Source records
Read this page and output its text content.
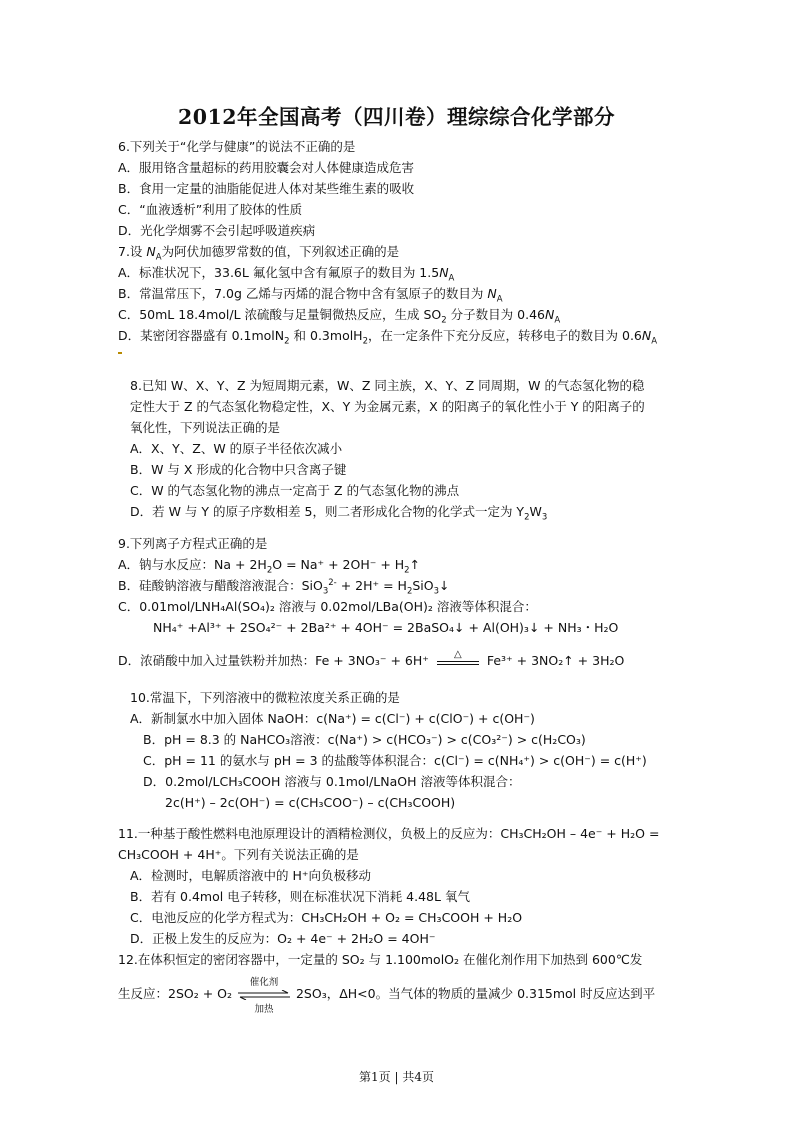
2012年全国高考（四川卷）理综综合化学部分
6.下列关于“化学与健康”的说法不正确的是
A．服用铬含量超标的药用胶囊会对人体健康造成危害
B．食用一定量的油脂能促进人体对某些维生素的吸收
C．“血液透析”利用了胶体的性质
D．光化学烟雾不会引起呼吸道疾病
7.设 $N_A$为阿伏加德罗常数的值，下列叙述正确的是
A．标准状况下，33.6L 氟化氢中含有氟原子的数目为 $1.5N_A$
B．常温常压下，7.0g 乙烯与丙烯的混合物中含有氢原子的数目为 $N_A$
C．50mL 18.4mol/L 浓硫酸与足量铜微热反应，生成 $SO_2$ 分子数目为 $0.46N_A$
D．某密闭容器盛有 0.1molN$_2$ 和 0.3molH$_2$，在一定条件下充分反应，转移电子的数目为 $0.6N_A$
8.已知 W、X、Y、Z 为短周期元素，W、Z 同主族，X、Y、Z 同周期，W 的气态氢化物的稳
定性大于 Z 的气态氢化物稳定性，X、Y 为金属元素，X 的阳离子的氧化性小于 Y 的阳离子的
氧化性，下列说法正确的是
A．X、Y、Z、W 的原子半径依次减小
B．W 与 X 形成的化合物中只含离子键
C．W 的气态氢化物的沸点一定高于 Z 的气态氢化物的沸点
D．若 W 与 Y 的原子序数相差 5，则二者形成化合物的化学式一定为 $Y_2W_3$
9.下列离子方程式正确的是
A．钠与水反应：$Na + 2H_2O = Na^+ + 2OH^-$ + $H_2↑$
B．硅酸钠溶液与醋酸溶液混合：$SiO_3^{2-} + 2H^+ = H_2SiO_3↓$
C．0.01mol/LNH₄Al(SO₄)₂ 溶液与 0.02mol/LBa(OH)₂ 溶液等体积混合：
NH₄⁺ +Al³⁺ + 2SO₄²⁻ + 2Ba²⁺ + 4OH⁻ = 2BaSO₄↓ + Al(OH)₃↓ + NH₃・H₂O
D．浓硝酸中加入过量铁粉并加热：Fe + 3NO₃⁻ + 6H⁺	△	Fe³⁺ + 3NO₂↑ + 3H₂O
10.常温下，下列溶液中的微粒浓度关系正确的是
A．新制氯水中加入固体 NaOH：c(Na⁺) = c(Cl⁻) + c(ClO⁻) + c(OH⁻)
B．pH = 8.3 的 NaHCO₃溶液：c(Na⁺) > c(HCO₃⁻) > c(CO₃²⁻) > c(H₂CO₃)
C．pH = 11 的氨水与 pH = 3 的盐酸等体积混合：c(Cl⁻) = c(NH₄⁺) > c(OH⁻) = c(H⁺)
D．0.2mol/LCH₃COOH 溶液与 0.1mol/LNaOH 溶液等体积混合：
2c(H⁺) – 2c(OH⁻) = c(CH₃COO⁻) – c(CH₃COOH)
11.一种基于酸性燃料电池原理设计的酒精检测仪，负极上的反应为：CH₃CH₂OH – 4e⁻ + H₂O =
CH₃COOH + 4H⁺。下列有关说法正确的是
A．检测时，电解质溶液中的 H⁺向负极移动
B．若有 0.4mol 电子转移，则在标准状况下消耗 4.48L 氧气
C．电池反应的化学方程式为：CH₃CH₂OH + O₂ = CH₃COOH + H₂O
D．正极上发生的反应为：O₂ + 4e⁻ + 2H₂O = 4OH⁻
12.在体积恒定的密闭容器中，一定量的 SO₂ 与 1.100molO₂ 在催化剂作用下加热到 600℃发
生反应：2SO₂ + O₂
催化剂
加热
2SO₃，ΔH<0。当气体的物质的量减少 0.315mol 时反应达到平
第1页 | 共4页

### [WORK TO DO]
Show the lines from the data above that contain the string "CH₃CH₂OH".

### [EXPECTED OUTPUT]
11.一种基于酸性燃料电池原理设计的酒精检测仪，负极上的反应为：CH₃CH₂OH – 4e⁻ + H₂O =
C．电池反应的化学方程式为：CH₃CH₂OH + O₂ = CH₃COOH + H₂O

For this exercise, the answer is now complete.